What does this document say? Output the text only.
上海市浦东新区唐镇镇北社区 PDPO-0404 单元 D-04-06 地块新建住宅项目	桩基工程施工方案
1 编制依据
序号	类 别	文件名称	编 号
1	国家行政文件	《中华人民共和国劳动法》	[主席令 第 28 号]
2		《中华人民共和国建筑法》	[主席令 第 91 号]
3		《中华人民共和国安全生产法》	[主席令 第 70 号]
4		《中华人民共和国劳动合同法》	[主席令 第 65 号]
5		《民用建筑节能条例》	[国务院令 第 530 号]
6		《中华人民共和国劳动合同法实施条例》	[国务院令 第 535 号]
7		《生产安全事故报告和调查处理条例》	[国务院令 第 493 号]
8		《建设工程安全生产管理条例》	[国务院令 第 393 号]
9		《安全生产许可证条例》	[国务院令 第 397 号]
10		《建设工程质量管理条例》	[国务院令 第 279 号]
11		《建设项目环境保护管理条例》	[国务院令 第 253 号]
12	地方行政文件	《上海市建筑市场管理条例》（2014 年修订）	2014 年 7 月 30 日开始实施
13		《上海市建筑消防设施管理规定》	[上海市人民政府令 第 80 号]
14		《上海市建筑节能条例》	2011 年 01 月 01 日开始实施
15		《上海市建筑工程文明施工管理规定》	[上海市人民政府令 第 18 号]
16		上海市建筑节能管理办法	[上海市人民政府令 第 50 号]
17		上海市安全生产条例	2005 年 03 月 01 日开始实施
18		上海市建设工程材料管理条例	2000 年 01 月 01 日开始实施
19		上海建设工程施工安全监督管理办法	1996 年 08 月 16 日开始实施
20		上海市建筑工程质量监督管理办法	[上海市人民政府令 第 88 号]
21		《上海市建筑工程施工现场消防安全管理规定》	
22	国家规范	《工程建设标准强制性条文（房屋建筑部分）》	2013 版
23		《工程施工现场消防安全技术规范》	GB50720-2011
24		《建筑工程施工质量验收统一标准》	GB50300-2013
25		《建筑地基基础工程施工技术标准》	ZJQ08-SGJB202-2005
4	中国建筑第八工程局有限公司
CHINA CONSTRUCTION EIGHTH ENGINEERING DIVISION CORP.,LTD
########################################
__AIM__
Collect each line containing the string "上海市人民政府令".

__FINISHED TASK__
13		《上海市建筑消防设施管理规定》	[上海市人民政府令 第 80 号]
15		《上海市建筑工程文明施工管理规定》	[上海市人民政府令 第 18 号]
16		上海市建筑节能管理办法	[上海市人民政府令 第 50 号]
20		上海市建筑工程质量监督管理办法	[上海市人民政府令 第 88 号]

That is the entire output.